* EXERCISE REQUIREMENTS *
Return a copy of each line that holds the string "соответствии".

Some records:
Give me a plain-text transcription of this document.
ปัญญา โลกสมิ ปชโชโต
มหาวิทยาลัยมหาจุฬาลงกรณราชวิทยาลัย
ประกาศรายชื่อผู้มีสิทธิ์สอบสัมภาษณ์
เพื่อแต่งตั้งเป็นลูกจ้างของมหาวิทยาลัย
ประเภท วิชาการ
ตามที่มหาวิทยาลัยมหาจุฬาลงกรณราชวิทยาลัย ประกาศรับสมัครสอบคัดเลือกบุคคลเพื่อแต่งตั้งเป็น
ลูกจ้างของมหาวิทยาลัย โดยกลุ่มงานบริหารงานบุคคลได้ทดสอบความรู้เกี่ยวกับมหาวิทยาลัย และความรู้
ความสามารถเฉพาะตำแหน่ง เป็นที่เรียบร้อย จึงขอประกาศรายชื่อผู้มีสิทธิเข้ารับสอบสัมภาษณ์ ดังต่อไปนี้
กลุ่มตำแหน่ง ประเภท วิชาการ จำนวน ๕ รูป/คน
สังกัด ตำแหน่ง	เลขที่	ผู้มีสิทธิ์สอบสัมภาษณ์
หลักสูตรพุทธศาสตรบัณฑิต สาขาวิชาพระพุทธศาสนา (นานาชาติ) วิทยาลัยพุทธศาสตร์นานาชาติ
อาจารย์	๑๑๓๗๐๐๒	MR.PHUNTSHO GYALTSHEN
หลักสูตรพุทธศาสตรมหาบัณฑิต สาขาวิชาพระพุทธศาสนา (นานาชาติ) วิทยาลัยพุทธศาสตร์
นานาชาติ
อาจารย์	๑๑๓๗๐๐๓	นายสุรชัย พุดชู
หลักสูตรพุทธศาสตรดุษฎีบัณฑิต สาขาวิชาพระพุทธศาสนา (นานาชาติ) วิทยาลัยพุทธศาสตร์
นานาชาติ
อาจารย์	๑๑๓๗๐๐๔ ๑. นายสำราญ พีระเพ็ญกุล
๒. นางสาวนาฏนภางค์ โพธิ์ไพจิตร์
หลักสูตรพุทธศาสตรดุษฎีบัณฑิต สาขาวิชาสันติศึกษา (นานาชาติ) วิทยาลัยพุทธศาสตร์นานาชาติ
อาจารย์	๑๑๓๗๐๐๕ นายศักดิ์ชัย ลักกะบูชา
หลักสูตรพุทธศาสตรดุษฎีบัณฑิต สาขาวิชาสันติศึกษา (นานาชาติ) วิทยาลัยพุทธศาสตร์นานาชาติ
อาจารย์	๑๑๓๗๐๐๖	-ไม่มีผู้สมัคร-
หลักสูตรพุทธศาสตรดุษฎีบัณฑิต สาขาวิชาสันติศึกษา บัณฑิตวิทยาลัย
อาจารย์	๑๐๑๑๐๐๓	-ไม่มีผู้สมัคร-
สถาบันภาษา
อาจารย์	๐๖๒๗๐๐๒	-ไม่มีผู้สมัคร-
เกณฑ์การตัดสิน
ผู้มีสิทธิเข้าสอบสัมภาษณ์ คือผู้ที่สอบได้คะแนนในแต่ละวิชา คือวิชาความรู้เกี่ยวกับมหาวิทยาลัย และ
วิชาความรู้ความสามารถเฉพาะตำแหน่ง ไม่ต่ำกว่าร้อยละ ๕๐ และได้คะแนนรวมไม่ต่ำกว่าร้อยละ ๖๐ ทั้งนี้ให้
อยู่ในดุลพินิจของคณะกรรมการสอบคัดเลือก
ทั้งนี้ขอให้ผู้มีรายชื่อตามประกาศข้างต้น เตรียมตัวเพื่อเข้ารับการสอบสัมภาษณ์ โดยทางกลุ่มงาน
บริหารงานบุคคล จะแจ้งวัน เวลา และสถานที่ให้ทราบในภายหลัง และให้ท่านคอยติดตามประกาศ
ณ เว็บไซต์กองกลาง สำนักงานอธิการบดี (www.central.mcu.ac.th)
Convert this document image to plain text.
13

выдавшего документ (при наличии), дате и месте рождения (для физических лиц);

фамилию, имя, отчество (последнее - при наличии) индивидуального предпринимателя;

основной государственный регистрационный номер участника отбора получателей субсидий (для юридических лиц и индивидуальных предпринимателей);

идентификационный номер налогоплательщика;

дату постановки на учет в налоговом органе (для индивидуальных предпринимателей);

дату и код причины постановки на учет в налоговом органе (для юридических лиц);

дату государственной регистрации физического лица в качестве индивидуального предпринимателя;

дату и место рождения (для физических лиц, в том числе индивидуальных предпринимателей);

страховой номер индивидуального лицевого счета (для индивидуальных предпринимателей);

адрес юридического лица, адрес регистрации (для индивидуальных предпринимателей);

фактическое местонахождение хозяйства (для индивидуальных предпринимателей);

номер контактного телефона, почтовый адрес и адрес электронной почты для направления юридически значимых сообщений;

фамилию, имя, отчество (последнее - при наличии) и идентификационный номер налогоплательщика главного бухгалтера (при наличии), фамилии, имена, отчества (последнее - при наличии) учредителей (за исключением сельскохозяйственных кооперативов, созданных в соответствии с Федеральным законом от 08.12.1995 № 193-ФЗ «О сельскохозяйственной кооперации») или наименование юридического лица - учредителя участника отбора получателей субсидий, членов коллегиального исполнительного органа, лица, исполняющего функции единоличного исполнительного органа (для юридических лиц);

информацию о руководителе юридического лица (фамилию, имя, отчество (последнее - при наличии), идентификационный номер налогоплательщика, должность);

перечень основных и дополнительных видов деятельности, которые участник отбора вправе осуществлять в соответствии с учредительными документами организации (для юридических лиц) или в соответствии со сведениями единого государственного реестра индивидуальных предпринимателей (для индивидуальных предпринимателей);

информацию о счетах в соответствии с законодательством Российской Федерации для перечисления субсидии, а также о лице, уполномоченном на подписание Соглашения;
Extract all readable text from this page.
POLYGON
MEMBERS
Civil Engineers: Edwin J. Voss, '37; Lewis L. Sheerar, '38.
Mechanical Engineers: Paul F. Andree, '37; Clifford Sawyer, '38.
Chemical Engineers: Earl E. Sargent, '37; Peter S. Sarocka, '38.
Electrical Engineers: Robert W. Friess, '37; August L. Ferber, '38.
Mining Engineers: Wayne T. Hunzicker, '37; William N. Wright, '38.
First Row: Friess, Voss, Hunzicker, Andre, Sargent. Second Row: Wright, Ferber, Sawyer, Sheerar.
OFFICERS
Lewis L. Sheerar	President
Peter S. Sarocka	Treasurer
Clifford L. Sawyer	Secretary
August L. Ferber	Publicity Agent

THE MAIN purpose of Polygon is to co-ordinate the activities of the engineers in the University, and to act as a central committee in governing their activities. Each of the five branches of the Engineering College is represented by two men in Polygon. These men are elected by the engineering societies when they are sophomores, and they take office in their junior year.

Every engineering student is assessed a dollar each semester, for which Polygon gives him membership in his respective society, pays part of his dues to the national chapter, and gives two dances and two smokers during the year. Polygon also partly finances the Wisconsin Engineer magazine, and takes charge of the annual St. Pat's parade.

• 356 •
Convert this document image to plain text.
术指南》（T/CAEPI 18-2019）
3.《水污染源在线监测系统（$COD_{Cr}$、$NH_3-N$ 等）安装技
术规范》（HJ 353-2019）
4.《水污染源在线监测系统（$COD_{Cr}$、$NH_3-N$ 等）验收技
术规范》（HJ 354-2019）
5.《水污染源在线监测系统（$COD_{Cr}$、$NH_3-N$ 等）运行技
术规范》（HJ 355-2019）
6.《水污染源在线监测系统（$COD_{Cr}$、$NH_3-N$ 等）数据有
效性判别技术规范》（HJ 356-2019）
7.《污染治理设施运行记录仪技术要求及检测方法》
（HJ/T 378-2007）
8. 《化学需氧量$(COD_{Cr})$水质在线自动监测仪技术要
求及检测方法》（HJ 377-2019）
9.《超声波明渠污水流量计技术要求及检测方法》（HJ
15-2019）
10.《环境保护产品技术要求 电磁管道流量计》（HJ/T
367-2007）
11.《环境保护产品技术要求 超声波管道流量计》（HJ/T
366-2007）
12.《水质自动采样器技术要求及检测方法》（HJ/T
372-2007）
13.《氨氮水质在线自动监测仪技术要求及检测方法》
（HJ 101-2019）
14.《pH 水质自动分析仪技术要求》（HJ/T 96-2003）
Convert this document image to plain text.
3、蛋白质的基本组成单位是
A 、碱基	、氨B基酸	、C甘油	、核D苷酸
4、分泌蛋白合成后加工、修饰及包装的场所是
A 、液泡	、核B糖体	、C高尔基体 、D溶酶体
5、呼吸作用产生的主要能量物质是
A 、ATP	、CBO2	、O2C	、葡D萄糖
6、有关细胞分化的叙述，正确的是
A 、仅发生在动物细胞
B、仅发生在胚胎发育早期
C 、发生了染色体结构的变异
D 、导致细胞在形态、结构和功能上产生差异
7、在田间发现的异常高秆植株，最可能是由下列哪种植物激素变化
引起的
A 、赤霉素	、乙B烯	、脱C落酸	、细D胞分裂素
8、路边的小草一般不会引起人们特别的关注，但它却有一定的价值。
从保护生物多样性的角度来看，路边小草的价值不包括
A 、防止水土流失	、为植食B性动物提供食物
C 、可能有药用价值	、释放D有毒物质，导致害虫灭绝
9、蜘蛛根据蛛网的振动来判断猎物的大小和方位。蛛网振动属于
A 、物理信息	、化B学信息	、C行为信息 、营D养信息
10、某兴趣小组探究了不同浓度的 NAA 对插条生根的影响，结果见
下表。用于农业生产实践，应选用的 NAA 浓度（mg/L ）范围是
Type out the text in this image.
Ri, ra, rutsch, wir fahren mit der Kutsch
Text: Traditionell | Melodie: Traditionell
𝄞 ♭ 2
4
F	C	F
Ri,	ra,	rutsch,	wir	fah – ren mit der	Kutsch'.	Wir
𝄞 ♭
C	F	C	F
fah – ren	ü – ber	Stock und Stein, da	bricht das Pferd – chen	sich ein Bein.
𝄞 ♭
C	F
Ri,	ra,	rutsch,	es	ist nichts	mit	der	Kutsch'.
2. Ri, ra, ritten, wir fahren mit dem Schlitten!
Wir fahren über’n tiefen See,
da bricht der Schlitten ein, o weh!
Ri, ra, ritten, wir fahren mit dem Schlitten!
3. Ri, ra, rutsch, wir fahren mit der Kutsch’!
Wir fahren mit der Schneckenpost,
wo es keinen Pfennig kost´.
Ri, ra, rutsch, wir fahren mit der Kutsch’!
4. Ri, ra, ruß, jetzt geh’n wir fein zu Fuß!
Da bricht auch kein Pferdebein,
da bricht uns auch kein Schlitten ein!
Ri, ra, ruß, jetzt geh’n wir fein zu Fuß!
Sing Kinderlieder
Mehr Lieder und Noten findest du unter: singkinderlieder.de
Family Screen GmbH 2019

* TASK ANSWER *
фамилию, имя, отчество (последнее - при наличии) и идентификационный номер налогоплательщика главного бухгалтера (при наличии), фамилии, имена, отчества (последнее - при наличии) учредителей (за исключением сельскохозяйственных кооперативов, созданных в соответствии с Федеральным законом от 08.12.1995 № 193-ФЗ «О сельскохозяйственной кооперации») или наименование юридического лица - учредителя участника отбора получателей субсидий, членов коллегиального исполнительного органа, лица, исполняющего функции единоличного исполнительного органа (для юридических лиц);
перечень основных и дополнительных видов деятельности, которые участник отбора вправе осуществлять в соответствии с учредительными документами организации (для юридических лиц) или в соответствии со сведениями единого государственного реестра индивидуальных предпринимателей (для индивидуальных предпринимателей);
информацию о счетах в соответствии с законодательством Российской Федерации для перечисления субсидии, а также о лице, уполномоченном на подписание Соглашения;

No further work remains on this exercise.